◆ **RECORDS PROVIDED**:
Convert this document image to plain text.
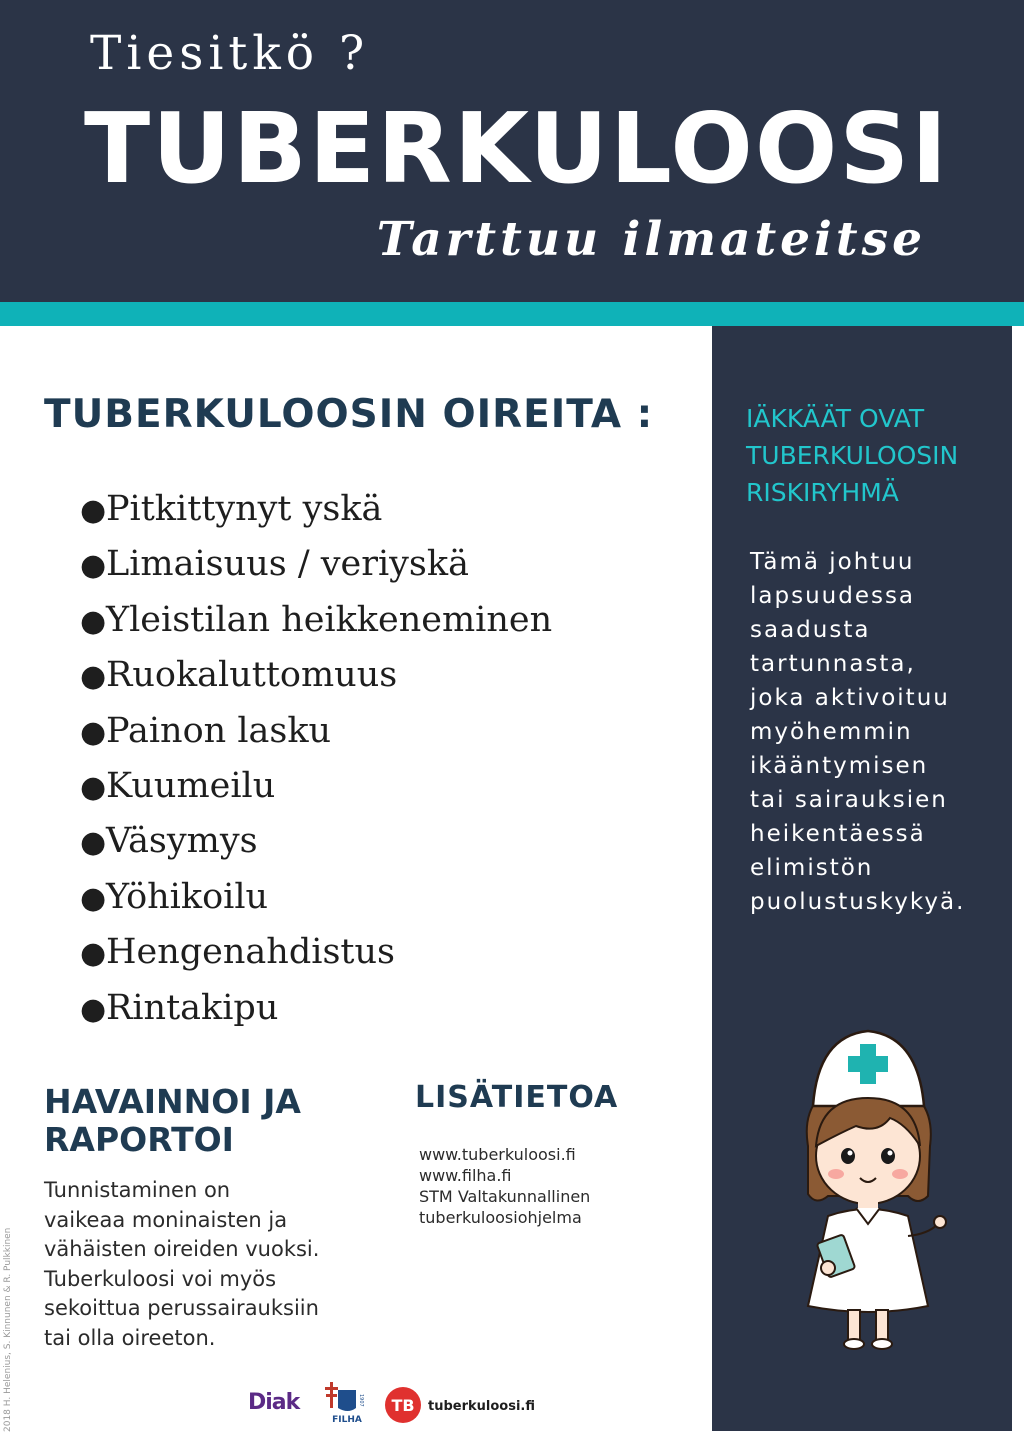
Tiesitkö ?
TUBERKULOOSI
Tarttuu ilmateitse
TUBERKULOOSIN OIREITA :
●Pitkittynyt yskä
●Limaisuus / veriyskä
●Yleistilan heikkeneminen
●Ruokaluttomuus
●Painon lasku
●Kuumeilu
●Väsymys
●Yöhikoilu
●Hengenahdistus
●Rintakipu
IÄKKÄÄT OVAT
TUBERKULOOSIN
RISKIRYHMÄ
Tämä johtuu
lapsuudessa
saadusta
tartunnasta,
joka aktivoituu
myöhemmin
ikääntymisen
tai sairauksien
heikentäessä
elimistön
puolustuskykyä.
HAVAINNOI JA
RAPORTOI
Tunnistaminen on
vaikeaa moninaisten ja
vähäisten oireiden vuoksi.
Tuberkuloosi voi myös
sekoittua perussairauksiin
tai olla oireeton.
LISÄTIETOA
www.tuberkuloosi.fi
www.filha.fi
STM Valtakunnallinen
tuberkuloosiohjelma
2018 H. Helenius, S. Kinnunen & R. Pulkkinen	Diak
FILHA
1907 TB tuberkuloosi.fi
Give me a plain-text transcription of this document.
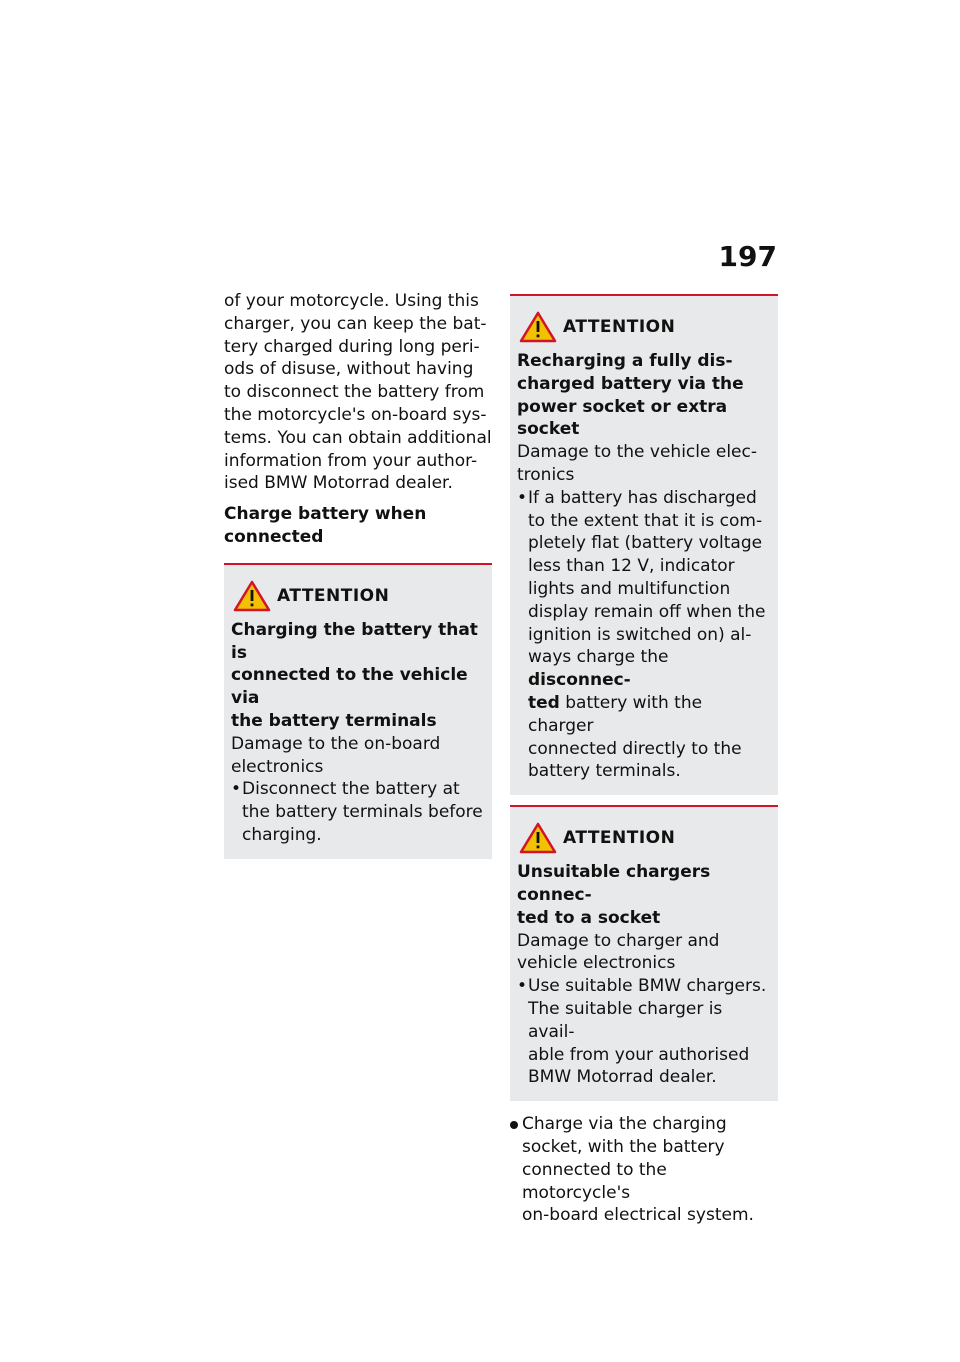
197

of your motorcycle. Using this

charger, you can keep the bat-

tery charged during long peri-

ods of disuse, without having

to disconnect the battery from

the motorcycle's on-board sys-

tems. You can obtain additional

information from your author-

ised BMW Motorrad dealer.

Charge battery when
connected
ATTENTION

Charging the battery that is

connected to the vehicle via

the battery terminals

Damage to the on-board

electronics

• Disconnect the battery at
the battery terminals before
charging.
ATTENTION

Recharging a fully dis-

charged battery via the

power socket or extra

socket

Damage to the vehicle elec-

tronics

• If a battery has discharged
to the extent that it is com-
pletely flat (battery voltage
less than 12 V, indicator
lights and multifunction
display remain off when the
ignition is switched on) al-
ways charge the disconnec-
ted battery with the charger
connected directly to the
battery terminals.
ATTENTION

Unsuitable chargers connec-

ted to a socket

Damage to charger and

vehicle electronics

• Use suitable BMW chargers.
The suitable charger is avail-
able from your authorised
BMW Motorrad dealer.
Charge via the charging
socket, with the battery
connected to the motorcycle's
on-board electrical system.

◆ **EXERCISE DIRECTIONS**:
Return each line from the material above exactly, but not the pictures.

◆ **WRITTEN SOLUTION**:
Convert this document image to plain text.
Tiesitkö ?
TUBERKULOOSI
Tarttuu ilmateitse
TUBERKULOOSIN OIREITA :
●Pitkittynyt yskä
●Limaisuus / veriyskä
●Yleistilan heikkeneminen
●Ruokaluttomuus
●Painon lasku
●Kuumeilu
●Väsymys
●Yöhikoilu
●Hengenahdistus
●Rintakipu
IÄKKÄÄT OVAT
TUBERKULOOSIN
RISKIRYHMÄ
Tämä johtuu
lapsuudessa
saadusta
tartunnasta,
joka aktivoituu
myöhemmin
ikääntymisen
tai sairauksien
heikentäessä
elimistön
puolustuskykyä.
HAVAINNOI JA
RAPORTOI
Tunnistaminen on
vaikeaa moninaisten ja
vähäisten oireiden vuoksi.
Tuberkuloosi voi myös
sekoittua perussairauksiin
tai olla oireeton.
LISÄTIETOA
www.tuberkuloosi.fi
www.filha.fi
STM Valtakunnallinen
tuberkuloosiohjelma
2018 H. Helenius, S. Kinnunen & R. Pulkkinen	Diak
FILHA
1907 TB tuberkuloosi.fi
Give me a plain-text transcription of this document.
197

of your motorcycle. Using this

charger, you can keep the bat-

tery charged during long peri-

ods of disuse, without having

to disconnect the battery from

the motorcycle's on-board sys-

tems. You can obtain additional

information from your author-

ised BMW Motorrad dealer.

Charge battery when
connected
ATTENTION

Charging the battery that is

connected to the vehicle via

the battery terminals

Damage to the on-board

electronics

• Disconnect the battery at
the battery terminals before
charging.
ATTENTION

Recharging a fully dis-

charged battery via the

power socket or extra

socket

Damage to the vehicle elec-

tronics

• If a battery has discharged
to the extent that it is com-
pletely flat (battery voltage
less than 12 V, indicator
lights and multifunction
display remain off when the
ignition is switched on) al-
ways charge the disconnec-
ted battery with the charger
connected directly to the
battery terminals.
ATTENTION

Unsuitable chargers connec-

ted to a socket

Damage to charger and

vehicle electronics

• Use suitable BMW chargers.
The suitable charger is avail-
able from your authorised
BMW Motorrad dealer.
Charge via the charging
socket, with the battery
connected to the motorcycle's
on-board electrical system.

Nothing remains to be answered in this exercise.